§ Exercise directions
Copy all of the material exactly. Pictures are not to appear in the copy.
* * * * * * * * *
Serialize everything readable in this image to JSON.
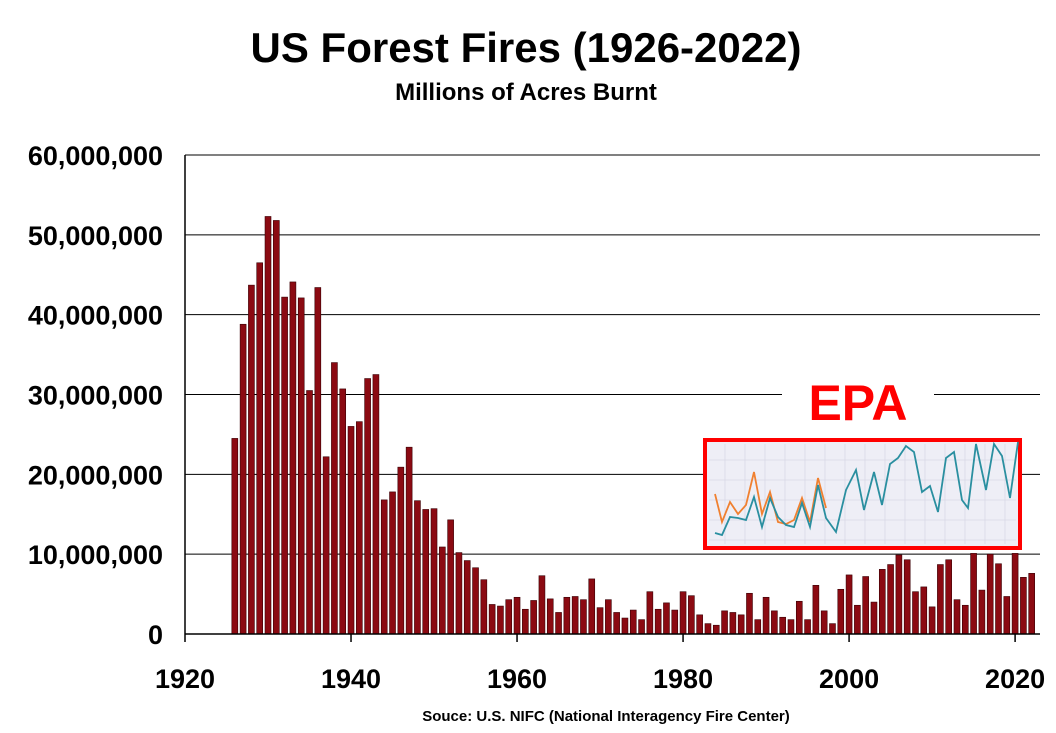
{
  "chart_data": {
    "type": "bar",
    "title": "US Forest Fires (1926-2022)",
    "subtitle": "Millions of Acres Burnt",
    "source": "Souce: U.S. NIFC (National Interagency Fire Center)",
    "stamp": "EPA",
    "xlim": [
      1920,
      2023
    ],
    "ylim": [
      0,
      60000000
    ],
    "x_ticks": [
      1920,
      1940,
      1960,
      1980,
      2000,
      2020
    ],
    "y_ticks": [
      0,
      10000000,
      20000000,
      30000000,
      40000000,
      50000000,
      60000000
    ],
    "y_tick_labels": [
      "0",
      "10,000,000",
      "20,000,000",
      "30,000,000",
      "40,000,000",
      "50,000,000",
      "60,000,000"
    ],
    "grid": true,
    "colors": {
      "bar": "#8b0a12",
      "stamp": "#ff0000",
      "inset_line_1": "#2a8fa0",
      "inset_line_2": "#f08030",
      "inset_bg": "#eeeef6"
    },
    "years": [
      1926,
      1927,
      1928,
      1929,
      1930,
      1931,
      1932,
      1933,
      1934,
      1935,
      1936,
      1937,
      1938,
      1939,
      1940,
      1941,
      1942,
      1943,
      1944,
      1945,
      1946,
      1947,
      1948,
      1949,
      1950,
      1951,
      1952,
      1953,
      1954,
      1955,
      1956,
      1957,
      1958,
      1959,
      1960,
      1961,
      1962,
      1963,
      1964,
      1965,
      1966,
      1967,
      1968,
      1969,
      1970,
      1971,
      1972,
      1973,
      1974,
      1975,
      1976,
      1977,
      1978,
      1979,
      1980,
      1981,
      1982,
      1983,
      1984,
      1985,
      1986,
      1987,
      1988,
      1989,
      1990,
      1991,
      1992,
      1993,
      1994,
      1995,
      1996,
      1997,
      1998,
      1999,
      2000,
      2001,
      2002,
      2003,
      2004,
      2005,
      2006,
      2007,
      2008,
      2009,
      2010,
      2011,
      2012,
      2013,
      2014,
      2015,
      2016,
      2017,
      2018,
      2019,
      2020,
      2021,
      2022
    ],
    "values": [
      24500000,
      38800000,
      43700000,
      46500000,
      52300000,
      51800000,
      42200000,
      44100000,
      42100000,
      30500000,
      43400000,
      22200000,
      34000000,
      30700000,
      26000000,
      26600000,
      32000000,
      32500000,
      16800000,
      17800000,
      20900000,
      23400000,
      16700000,
      15600000,
      15700000,
      10900000,
      14300000,
      10200000,
      9200000,
      8300000,
      6800000,
      3700000,
      3500000,
      4300000,
      4600000,
      3100000,
      4200000,
      7300000,
      4400000,
      2700000,
      4600000,
      4700000,
      4300000,
      6900000,
      3300000,
      4300000,
      2700000,
      2000000,
      3000000,
      1800000,
      5300000,
      3100000,
      3900000,
      3000000,
      5300000,
      4800000,
      2400000,
      1300000,
      1100000,
      2900000,
      2700000,
      2400000,
      5100000,
      1800000,
      4600000,
      2900000,
      2100000,
      1800000,
      4100000,
      1800000,
      6100000,
      2900000,
      1300000,
      5600000,
      7400000,
      3600000,
      7200000,
      4000000,
      8100000,
      8700000,
      9900000,
      9300000,
      5300000,
      5900000,
      3400000,
      8700000,
      9300000,
      4300000,
      3600000,
      10100000,
      5500000,
      10000000,
      8800000,
      4700000,
      10100000,
      7100000,
      7600000
    ]
  }
}
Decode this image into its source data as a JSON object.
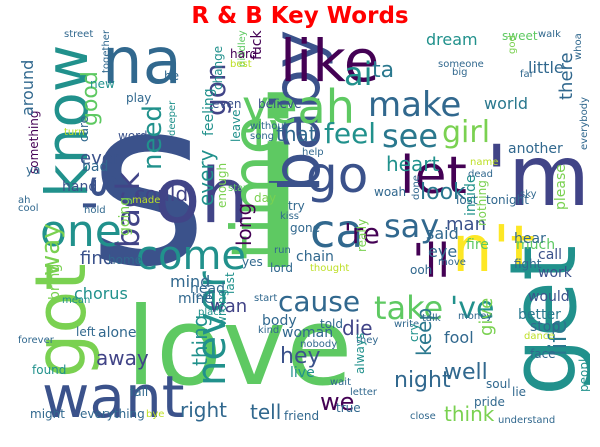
* * * * * * * * *
§ Finished answer
Serialize everything readable in this image to JSON.
{
  "chart_data": {
    "type": "bar",
    "title": "US Forest Fires (1926-2022)",
    "subtitle": "Millions of Acres Burnt",
    "source": "Souce: U.S. NIFC (National Interagency Fire Center)",
    "stamp": "EPA",
    "xlim": [
      1920,
      2023
    ],
    "ylim": [
      0,
      60000000
    ],
    "x_ticks": [
      1920,
      1940,
      1960,
      1980,
      2000,
      2020
    ],
    "y_ticks": [
      0,
      10000000,
      20000000,
      30000000,
      40000000,
      50000000,
      60000000
    ],
    "y_tick_labels": [
      "0",
      "10,000,000",
      "20,000,000",
      "30,000,000",
      "40,000,000",
      "50,000,000",
      "60,000,000"
    ],
    "grid": true,
    "colors": {
      "bar": "#8b0a12",
      "stamp": "#ff0000",
      "inset_line_1": "#2a8fa0",
      "inset_line_2": "#f08030",
      "inset_bg": "#eeeef6"
    },
    "years": [
      1926,
      1927,
      1928,
      1929,
      1930,
      1931,
      1932,
      1933,
      1934,
      1935,
      1936,
      1937,
      1938,
      1939,
      1940,
      1941,
      1942,
      1943,
      1944,
      1945,
      1946,
      1947,
      1948,
      1949,
      1950,
      1951,
      1952,
      1953,
      1954,
      1955,
      1956,
      1957,
      1958,
      1959,
      1960,
      1961,
      1962,
      1963,
      1964,
      1965,
      1966,
      1967,
      1968,
      1969,
      1970,
      1971,
      1972,
      1973,
      1974,
      1975,
      1976,
      1977,
      1978,
      1979,
      1980,
      1981,
      1982,
      1983,
      1984,
      1985,
      1986,
      1987,
      1988,
      1989,
      1990,
      1991,
      1992,
      1993,
      1994,
      1995,
      1996,
      1997,
      1998,
      1999,
      2000,
      2001,
      2002,
      2003,
      2004,
      2005,
      2006,
      2007,
      2008,
      2009,
      2010,
      2011,
      2012,
      2013,
      2014,
      2015,
      2016,
      2017,
      2018,
      2019,
      2020,
      2021,
      2022
    ],
    "values": [
      24500000,
      38800000,
      43700000,
      46500000,
      52300000,
      51800000,
      42200000,
      44100000,
      42100000,
      30500000,
      43400000,
      22200000,
      34000000,
      30700000,
      26000000,
      26600000,
      32000000,
      32500000,
      16800000,
      17800000,
      20900000,
      23400000,
      16700000,
      15600000,
      15700000,
      10900000,
      14300000,
      10200000,
      9200000,
      8300000,
      6800000,
      3700000,
      3500000,
      4300000,
      4600000,
      3100000,
      4200000,
      7300000,
      4400000,
      2700000,
      4600000,
      4700000,
      4300000,
      6900000,
      3300000,
      4300000,
      2700000,
      2000000,
      3000000,
      1800000,
      5300000,
      3100000,
      3900000,
      3000000,
      5300000,
      4800000,
      2400000,
      1300000,
      1100000,
      2900000,
      2700000,
      2400000,
      5100000,
      1800000,
      4600000,
      2900000,
      2100000,
      1800000,
      4100000,
      1800000,
      6100000,
      2900000,
      1300000,
      5600000,
      7400000,
      3600000,
      7200000,
      4000000,
      8100000,
      8700000,
      9900000,
      9300000,
      5300000,
      5900000,
      3400000,
      8700000,
      9300000,
      4300000,
      3600000,
      10100000,
      5500000,
      10000000,
      8800000,
      4700000,
      10100000,
      7100000,
      7600000
    ]
  }
}
Decode this image into its source data as a JSON object.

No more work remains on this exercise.